=== DATA FOR THE TASK ===

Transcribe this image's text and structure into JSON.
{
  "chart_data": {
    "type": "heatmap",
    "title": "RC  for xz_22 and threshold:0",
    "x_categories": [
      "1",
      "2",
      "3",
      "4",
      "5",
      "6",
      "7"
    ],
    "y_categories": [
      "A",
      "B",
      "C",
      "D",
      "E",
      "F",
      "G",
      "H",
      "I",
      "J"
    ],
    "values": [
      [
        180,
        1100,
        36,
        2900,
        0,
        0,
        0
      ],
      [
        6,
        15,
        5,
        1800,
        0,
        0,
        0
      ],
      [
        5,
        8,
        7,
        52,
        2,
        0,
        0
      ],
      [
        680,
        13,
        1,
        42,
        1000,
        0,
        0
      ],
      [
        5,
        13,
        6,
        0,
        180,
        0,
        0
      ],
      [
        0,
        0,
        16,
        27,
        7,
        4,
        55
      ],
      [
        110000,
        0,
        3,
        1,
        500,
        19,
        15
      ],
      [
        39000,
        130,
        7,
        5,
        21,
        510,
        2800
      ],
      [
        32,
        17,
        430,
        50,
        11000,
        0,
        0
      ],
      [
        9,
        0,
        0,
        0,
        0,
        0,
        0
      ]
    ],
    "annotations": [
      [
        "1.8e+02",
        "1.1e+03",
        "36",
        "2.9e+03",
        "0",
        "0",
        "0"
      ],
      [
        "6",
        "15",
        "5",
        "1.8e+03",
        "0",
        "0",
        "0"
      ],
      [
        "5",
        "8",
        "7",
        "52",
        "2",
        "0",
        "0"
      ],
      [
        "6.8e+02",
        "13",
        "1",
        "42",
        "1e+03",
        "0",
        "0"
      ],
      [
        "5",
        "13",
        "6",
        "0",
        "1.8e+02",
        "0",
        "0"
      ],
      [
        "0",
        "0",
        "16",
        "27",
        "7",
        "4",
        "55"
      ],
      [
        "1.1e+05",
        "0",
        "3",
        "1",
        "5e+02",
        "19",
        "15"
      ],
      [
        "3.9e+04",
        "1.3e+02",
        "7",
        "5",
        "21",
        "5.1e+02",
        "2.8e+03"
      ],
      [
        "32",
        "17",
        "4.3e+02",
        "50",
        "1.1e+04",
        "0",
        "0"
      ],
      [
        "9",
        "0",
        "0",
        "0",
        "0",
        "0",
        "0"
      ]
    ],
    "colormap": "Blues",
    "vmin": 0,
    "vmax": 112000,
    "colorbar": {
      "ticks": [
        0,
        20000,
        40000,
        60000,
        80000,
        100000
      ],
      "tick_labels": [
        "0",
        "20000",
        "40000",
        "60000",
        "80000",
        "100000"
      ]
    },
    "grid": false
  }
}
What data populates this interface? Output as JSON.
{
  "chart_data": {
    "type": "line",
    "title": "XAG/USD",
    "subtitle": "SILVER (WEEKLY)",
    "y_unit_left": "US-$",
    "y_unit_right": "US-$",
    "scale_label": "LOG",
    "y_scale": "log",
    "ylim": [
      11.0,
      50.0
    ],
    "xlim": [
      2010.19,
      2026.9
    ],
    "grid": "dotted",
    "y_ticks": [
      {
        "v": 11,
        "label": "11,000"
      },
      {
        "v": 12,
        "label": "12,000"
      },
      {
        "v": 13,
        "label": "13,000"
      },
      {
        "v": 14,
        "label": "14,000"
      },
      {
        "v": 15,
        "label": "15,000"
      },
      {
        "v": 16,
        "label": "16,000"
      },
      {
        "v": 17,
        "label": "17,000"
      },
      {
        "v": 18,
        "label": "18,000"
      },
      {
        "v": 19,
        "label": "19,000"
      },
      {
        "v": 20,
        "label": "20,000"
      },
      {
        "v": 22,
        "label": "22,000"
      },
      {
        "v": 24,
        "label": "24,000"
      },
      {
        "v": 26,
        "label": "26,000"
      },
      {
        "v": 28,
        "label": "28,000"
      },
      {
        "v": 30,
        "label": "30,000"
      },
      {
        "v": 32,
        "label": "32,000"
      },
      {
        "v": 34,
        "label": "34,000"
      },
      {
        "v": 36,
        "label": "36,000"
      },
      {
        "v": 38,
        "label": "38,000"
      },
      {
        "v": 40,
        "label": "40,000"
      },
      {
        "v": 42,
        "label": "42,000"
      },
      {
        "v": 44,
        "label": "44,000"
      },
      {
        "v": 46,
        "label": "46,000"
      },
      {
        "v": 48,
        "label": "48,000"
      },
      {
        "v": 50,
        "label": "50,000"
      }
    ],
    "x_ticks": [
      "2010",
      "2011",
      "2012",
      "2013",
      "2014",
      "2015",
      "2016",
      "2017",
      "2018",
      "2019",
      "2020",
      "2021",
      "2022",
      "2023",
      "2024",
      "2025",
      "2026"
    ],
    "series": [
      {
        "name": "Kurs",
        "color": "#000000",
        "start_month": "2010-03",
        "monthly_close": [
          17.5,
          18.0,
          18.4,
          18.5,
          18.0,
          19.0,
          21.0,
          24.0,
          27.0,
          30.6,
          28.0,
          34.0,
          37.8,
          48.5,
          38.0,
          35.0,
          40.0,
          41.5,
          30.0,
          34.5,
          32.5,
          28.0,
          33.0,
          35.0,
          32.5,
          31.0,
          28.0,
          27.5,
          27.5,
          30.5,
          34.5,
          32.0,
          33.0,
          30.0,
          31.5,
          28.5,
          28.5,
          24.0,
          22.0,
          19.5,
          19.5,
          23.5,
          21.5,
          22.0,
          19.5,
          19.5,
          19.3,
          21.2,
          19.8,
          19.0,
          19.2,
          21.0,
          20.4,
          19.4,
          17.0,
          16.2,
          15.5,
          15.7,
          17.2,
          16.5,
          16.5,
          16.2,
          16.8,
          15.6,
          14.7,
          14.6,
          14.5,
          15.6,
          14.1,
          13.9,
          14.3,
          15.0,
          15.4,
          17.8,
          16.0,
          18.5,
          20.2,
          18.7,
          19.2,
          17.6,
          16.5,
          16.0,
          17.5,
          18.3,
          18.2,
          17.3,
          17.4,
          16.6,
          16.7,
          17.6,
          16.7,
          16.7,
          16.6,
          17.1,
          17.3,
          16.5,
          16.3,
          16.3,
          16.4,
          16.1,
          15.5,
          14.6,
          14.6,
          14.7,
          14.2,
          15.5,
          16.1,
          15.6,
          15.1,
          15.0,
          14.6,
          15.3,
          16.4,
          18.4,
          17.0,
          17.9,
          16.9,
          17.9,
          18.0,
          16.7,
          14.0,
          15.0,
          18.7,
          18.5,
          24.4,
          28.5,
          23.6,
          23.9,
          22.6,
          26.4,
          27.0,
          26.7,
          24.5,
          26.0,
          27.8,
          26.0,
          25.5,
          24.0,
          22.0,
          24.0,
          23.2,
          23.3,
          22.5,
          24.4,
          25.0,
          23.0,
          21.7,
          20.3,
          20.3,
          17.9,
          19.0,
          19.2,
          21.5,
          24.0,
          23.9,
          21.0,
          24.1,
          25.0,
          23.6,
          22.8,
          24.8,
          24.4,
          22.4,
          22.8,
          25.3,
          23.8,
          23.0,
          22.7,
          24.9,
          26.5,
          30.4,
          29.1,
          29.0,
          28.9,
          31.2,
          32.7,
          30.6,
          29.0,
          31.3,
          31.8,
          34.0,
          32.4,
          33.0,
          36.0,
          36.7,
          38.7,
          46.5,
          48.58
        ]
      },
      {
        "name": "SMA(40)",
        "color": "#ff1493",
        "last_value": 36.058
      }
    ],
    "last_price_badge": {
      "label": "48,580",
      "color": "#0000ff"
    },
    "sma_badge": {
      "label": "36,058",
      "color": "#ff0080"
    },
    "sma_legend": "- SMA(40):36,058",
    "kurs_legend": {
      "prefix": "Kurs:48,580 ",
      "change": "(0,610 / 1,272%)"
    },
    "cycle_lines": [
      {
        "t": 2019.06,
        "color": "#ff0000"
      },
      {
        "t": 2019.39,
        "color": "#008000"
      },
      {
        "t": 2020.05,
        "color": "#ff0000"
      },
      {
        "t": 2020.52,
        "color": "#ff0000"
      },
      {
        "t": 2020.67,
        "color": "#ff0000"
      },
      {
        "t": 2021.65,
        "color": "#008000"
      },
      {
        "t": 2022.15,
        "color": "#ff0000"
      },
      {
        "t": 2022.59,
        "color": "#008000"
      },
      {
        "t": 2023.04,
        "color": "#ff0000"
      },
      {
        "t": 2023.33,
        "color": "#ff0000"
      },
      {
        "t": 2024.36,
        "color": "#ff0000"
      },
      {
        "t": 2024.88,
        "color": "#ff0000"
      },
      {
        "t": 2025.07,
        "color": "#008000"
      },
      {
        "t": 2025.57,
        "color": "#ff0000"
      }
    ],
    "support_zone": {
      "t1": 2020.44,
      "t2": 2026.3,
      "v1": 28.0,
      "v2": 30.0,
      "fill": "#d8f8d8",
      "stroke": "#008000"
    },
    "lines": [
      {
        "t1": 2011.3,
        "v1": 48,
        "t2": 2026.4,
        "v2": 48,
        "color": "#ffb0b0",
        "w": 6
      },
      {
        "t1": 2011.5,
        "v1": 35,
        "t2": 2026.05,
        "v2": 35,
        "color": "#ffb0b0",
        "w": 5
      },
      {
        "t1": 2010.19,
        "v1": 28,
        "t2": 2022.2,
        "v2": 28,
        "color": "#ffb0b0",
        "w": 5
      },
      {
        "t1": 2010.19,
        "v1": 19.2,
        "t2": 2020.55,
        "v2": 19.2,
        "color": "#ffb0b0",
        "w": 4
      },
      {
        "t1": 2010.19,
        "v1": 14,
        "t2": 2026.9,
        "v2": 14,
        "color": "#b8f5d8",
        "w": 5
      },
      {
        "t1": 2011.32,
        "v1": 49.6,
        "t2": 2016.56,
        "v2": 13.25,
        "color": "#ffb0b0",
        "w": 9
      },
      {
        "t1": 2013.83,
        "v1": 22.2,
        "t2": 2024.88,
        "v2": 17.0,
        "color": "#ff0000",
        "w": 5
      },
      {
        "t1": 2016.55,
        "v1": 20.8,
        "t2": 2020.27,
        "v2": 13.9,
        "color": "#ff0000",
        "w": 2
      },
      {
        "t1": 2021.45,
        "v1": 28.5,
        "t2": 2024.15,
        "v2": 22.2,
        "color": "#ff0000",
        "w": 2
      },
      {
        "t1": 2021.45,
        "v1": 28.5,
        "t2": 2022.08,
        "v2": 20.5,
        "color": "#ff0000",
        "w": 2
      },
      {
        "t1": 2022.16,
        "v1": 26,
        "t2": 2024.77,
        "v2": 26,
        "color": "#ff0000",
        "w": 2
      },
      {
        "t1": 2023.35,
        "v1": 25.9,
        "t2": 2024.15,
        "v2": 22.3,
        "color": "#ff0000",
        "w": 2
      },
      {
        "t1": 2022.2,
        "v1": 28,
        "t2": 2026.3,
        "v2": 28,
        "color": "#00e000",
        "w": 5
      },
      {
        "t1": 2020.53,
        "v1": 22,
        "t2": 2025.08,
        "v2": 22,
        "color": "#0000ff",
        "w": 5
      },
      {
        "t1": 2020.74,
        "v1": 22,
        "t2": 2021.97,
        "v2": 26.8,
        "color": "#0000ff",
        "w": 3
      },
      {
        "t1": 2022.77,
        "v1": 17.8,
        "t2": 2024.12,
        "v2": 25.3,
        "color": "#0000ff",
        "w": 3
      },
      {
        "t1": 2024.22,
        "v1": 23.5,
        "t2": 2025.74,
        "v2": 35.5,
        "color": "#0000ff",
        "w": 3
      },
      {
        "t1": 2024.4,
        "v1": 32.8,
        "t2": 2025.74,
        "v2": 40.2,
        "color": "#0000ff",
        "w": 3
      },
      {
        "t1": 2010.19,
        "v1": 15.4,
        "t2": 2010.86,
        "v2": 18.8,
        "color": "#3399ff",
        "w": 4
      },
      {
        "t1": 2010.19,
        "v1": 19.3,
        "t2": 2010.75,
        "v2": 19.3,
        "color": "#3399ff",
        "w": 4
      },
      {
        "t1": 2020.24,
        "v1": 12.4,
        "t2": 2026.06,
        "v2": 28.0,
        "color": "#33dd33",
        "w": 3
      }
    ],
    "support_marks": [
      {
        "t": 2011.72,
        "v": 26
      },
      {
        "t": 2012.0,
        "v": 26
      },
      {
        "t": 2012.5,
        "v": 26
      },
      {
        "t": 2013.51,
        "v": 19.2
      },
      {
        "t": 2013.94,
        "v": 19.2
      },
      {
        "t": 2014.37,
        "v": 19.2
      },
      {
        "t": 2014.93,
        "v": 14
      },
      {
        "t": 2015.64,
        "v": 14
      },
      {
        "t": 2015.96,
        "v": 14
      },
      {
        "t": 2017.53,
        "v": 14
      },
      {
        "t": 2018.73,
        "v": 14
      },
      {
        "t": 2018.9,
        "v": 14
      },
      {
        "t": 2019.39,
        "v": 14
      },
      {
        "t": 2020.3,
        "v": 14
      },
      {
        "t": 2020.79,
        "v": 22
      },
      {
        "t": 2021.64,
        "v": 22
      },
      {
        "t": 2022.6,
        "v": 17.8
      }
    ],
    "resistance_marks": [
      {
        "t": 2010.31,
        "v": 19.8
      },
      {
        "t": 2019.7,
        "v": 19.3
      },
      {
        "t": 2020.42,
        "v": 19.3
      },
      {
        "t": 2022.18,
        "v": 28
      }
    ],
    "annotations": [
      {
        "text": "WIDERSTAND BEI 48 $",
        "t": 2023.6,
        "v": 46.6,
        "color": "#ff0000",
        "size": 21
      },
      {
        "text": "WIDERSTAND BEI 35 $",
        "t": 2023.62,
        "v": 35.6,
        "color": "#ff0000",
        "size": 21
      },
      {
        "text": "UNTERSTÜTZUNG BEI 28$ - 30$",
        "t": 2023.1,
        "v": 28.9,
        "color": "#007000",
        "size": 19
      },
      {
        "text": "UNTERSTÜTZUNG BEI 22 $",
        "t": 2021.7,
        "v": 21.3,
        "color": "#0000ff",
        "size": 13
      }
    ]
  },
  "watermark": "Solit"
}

===

[WHAT YOU ARE ASKED TO DO]:
Copy, from the material, each line that holds the string "text".

[ANSWER FOR THE TASK]:
Transcribe this image's text and structure into JSON.
        "text": "WIDERSTAND BEI 48 $",
        "text": "WIDERSTAND BEI 35 $",
        "text": "UNTERSTÜTZUNG BEI 28$ - 30$",
        "text": "UNTERSTÜTZUNG BEI 22 $",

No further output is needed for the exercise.